— begin ITEMS —
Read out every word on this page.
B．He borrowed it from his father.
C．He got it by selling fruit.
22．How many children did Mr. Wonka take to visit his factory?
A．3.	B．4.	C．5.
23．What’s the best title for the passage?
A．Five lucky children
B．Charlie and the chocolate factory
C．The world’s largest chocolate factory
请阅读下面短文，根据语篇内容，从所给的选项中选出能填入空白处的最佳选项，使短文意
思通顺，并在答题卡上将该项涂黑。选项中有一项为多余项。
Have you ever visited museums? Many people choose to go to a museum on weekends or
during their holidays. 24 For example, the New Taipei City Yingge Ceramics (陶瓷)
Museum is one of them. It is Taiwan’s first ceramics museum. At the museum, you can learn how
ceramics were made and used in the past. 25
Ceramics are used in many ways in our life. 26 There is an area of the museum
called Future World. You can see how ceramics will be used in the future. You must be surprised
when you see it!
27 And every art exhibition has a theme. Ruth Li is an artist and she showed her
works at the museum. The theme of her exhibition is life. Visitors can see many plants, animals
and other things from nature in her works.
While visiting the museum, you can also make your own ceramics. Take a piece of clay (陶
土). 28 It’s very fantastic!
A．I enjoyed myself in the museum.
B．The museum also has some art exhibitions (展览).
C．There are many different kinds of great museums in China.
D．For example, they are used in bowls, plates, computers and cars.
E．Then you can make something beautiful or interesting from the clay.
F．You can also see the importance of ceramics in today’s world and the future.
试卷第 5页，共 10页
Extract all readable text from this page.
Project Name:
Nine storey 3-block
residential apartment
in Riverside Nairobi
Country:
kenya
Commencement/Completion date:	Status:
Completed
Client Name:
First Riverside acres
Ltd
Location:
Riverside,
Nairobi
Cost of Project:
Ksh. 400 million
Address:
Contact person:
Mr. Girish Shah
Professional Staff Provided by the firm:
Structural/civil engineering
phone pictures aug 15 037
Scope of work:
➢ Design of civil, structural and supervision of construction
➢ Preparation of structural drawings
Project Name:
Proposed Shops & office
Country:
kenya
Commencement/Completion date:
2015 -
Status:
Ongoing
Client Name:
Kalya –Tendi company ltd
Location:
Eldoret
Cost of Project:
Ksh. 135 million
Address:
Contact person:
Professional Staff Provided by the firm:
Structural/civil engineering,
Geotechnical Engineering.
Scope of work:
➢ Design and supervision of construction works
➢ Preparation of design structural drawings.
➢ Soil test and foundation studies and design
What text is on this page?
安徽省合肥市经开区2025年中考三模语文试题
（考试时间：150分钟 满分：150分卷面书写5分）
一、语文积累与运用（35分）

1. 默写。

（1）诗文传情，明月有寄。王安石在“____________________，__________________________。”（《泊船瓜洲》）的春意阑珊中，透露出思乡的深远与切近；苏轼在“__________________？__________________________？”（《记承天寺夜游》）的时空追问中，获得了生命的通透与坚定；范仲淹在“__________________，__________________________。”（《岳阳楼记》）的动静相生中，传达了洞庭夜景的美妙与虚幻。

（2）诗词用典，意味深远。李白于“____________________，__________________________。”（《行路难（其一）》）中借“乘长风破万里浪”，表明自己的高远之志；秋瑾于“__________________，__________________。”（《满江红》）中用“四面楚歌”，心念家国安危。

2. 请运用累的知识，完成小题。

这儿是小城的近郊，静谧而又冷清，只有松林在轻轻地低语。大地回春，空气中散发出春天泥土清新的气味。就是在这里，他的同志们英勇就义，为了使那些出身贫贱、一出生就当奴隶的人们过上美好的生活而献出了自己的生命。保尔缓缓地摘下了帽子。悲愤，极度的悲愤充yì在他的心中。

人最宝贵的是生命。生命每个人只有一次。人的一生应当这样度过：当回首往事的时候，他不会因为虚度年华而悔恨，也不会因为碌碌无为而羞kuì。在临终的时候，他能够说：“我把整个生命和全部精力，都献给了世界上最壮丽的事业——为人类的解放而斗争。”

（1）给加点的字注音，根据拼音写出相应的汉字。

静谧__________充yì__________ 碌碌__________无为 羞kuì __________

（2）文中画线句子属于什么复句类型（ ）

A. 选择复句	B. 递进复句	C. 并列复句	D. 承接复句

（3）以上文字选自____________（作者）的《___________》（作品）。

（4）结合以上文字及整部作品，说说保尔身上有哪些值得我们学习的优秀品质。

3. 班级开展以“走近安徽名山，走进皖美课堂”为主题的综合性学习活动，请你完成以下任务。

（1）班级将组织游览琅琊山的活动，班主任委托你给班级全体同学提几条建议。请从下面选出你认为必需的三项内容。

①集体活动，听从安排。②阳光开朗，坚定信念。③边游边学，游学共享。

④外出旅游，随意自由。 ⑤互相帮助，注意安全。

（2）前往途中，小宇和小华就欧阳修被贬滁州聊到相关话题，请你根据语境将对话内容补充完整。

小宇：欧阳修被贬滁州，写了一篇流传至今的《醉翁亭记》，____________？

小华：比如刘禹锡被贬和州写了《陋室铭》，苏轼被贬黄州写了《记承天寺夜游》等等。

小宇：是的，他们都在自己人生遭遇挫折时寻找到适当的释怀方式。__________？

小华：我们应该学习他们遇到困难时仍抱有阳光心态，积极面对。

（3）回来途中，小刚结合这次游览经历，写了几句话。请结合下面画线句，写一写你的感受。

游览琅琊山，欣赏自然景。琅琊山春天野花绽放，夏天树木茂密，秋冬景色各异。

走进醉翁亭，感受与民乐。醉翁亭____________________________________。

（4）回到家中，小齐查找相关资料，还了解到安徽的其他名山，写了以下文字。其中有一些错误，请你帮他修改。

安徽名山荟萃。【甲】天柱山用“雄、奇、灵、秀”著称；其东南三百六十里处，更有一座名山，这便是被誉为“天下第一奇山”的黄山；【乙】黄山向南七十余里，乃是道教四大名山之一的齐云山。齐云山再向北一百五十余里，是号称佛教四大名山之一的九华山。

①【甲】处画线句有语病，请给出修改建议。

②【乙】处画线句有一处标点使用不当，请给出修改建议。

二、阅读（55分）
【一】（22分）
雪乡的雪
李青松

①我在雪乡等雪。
— end ITEMS —
» EXERCISE TASK: Recopy all the lines exactly as they appear.

» ANSWER BELOW:
Read out every word on this page.
B．He borrowed it from his father.
C．He got it by selling fruit.
22．How many children did Mr. Wonka take to visit his factory?
A．3.	B．4.	C．5.
23．What’s the best title for the passage?
A．Five lucky children
B．Charlie and the chocolate factory
C．The world’s largest chocolate factory
请阅读下面短文，根据语篇内容，从所给的选项中选出能填入空白处的最佳选项，使短文意
思通顺，并在答题卡上将该项涂黑。选项中有一项为多余项。
Have you ever visited museums? Many people choose to go to a museum on weekends or
during their holidays. 24 For example, the New Taipei City Yingge Ceramics (陶瓷)
Museum is one of them. It is Taiwan’s first ceramics museum. At the museum, you can learn how
ceramics were made and used in the past. 25
Ceramics are used in many ways in our life. 26 There is an area of the museum
called Future World. You can see how ceramics will be used in the future. You must be surprised
when you see it!
27 And every art exhibition has a theme. Ruth Li is an artist and she showed her
works at the museum. The theme of her exhibition is life. Visitors can see many plants, animals
and other things from nature in her works.
While visiting the museum, you can also make your own ceramics. Take a piece of clay (陶
土). 28 It’s very fantastic!
A．I enjoyed myself in the museum.
B．The museum also has some art exhibitions (展览).
C．There are many different kinds of great museums in China.
D．For example, they are used in bowls, plates, computers and cars.
E．Then you can make something beautiful or interesting from the clay.
F．You can also see the importance of ceramics in today’s world and the future.
试卷第 5页，共 10页
Extract all readable text from this page.
Project Name:
Nine storey 3-block
residential apartment
in Riverside Nairobi
Country:
kenya
Commencement/Completion date:	Status:
Completed
Client Name:
First Riverside acres
Ltd
Location:
Riverside,
Nairobi
Cost of Project:
Ksh. 400 million
Address:
Contact person:
Mr. Girish Shah
Professional Staff Provided by the firm:
Structural/civil engineering
phone pictures aug 15 037
Scope of work:
➢ Design of civil, structural and supervision of construction
➢ Preparation of structural drawings
Project Name:
Proposed Shops & office
Country:
kenya
Commencement/Completion date:
2015 -
Status:
Ongoing
Client Name:
Kalya –Tendi company ltd
Location:
Eldoret
Cost of Project:
Ksh. 135 million
Address:
Contact person:
Professional Staff Provided by the firm:
Structural/civil engineering,
Geotechnical Engineering.
Scope of work:
➢ Design and supervision of construction works
➢ Preparation of design structural drawings.
➢ Soil test and foundation studies and design
What text is on this page?
安徽省合肥市经开区2025年中考三模语文试题
（考试时间：150分钟 满分：150分卷面书写5分）
一、语文积累与运用（35分）

1. 默写。

（1）诗文传情，明月有寄。王安石在“____________________，__________________________。”（《泊船瓜洲》）的春意阑珊中，透露出思乡的深远与切近；苏轼在“__________________？__________________________？”（《记承天寺夜游》）的时空追问中，获得了生命的通透与坚定；范仲淹在“__________________，__________________________。”（《岳阳楼记》）的动静相生中，传达了洞庭夜景的美妙与虚幻。

（2）诗词用典，意味深远。李白于“____________________，__________________________。”（《行路难（其一）》）中借“乘长风破万里浪”，表明自己的高远之志；秋瑾于“__________________，__________________。”（《满江红》）中用“四面楚歌”，心念家国安危。

2. 请运用累的知识，完成小题。

这儿是小城的近郊，静谧而又冷清，只有松林在轻轻地低语。大地回春，空气中散发出春天泥土清新的气味。就是在这里，他的同志们英勇就义，为了使那些出身贫贱、一出生就当奴隶的人们过上美好的生活而献出了自己的生命。保尔缓缓地摘下了帽子。悲愤，极度的悲愤充yì在他的心中。

人最宝贵的是生命。生命每个人只有一次。人的一生应当这样度过：当回首往事的时候，他不会因为虚度年华而悔恨，也不会因为碌碌无为而羞kuì。在临终的时候，他能够说：“我把整个生命和全部精力，都献给了世界上最壮丽的事业——为人类的解放而斗争。”

（1）给加点的字注音，根据拼音写出相应的汉字。

静谧__________充yì__________ 碌碌__________无为 羞kuì __________

（2）文中画线句子属于什么复句类型（ ）

A. 选择复句	B. 递进复句	C. 并列复句	D. 承接复句

（3）以上文字选自____________（作者）的《___________》（作品）。

（4）结合以上文字及整部作品，说说保尔身上有哪些值得我们学习的优秀品质。

3. 班级开展以“走近安徽名山，走进皖美课堂”为主题的综合性学习活动，请你完成以下任务。

（1）班级将组织游览琅琊山的活动，班主任委托你给班级全体同学提几条建议。请从下面选出你认为必需的三项内容。

①集体活动，听从安排。②阳光开朗，坚定信念。③边游边学，游学共享。

④外出旅游，随意自由。 ⑤互相帮助，注意安全。

（2）前往途中，小宇和小华就欧阳修被贬滁州聊到相关话题，请你根据语境将对话内容补充完整。

小宇：欧阳修被贬滁州，写了一篇流传至今的《醉翁亭记》，____________？

小华：比如刘禹锡被贬和州写了《陋室铭》，苏轼被贬黄州写了《记承天寺夜游》等等。

小宇：是的，他们都在自己人生遭遇挫折时寻找到适当的释怀方式。__________？

小华：我们应该学习他们遇到困难时仍抱有阳光心态，积极面对。

（3）回来途中，小刚结合这次游览经历，写了几句话。请结合下面画线句，写一写你的感受。

游览琅琊山，欣赏自然景。琅琊山春天野花绽放，夏天树木茂密，秋冬景色各异。

走进醉翁亭，感受与民乐。醉翁亭____________________________________。

（4）回到家中，小齐查找相关资料，还了解到安徽的其他名山，写了以下文字。其中有一些错误，请你帮他修改。

安徽名山荟萃。【甲】天柱山用“雄、奇、灵、秀”著称；其东南三百六十里处，更有一座名山，这便是被誉为“天下第一奇山”的黄山；【乙】黄山向南七十余里，乃是道教四大名山之一的齐云山。齐云山再向北一百五十余里，是号称佛教四大名山之一的九华山。

①【甲】处画线句有语病，请给出修改建议。

②【乙】处画线句有一处标点使用不当，请给出修改建议。

二、阅读（55分）
【一】（22分）
雪乡的雪
李青松

①我在雪乡等雪。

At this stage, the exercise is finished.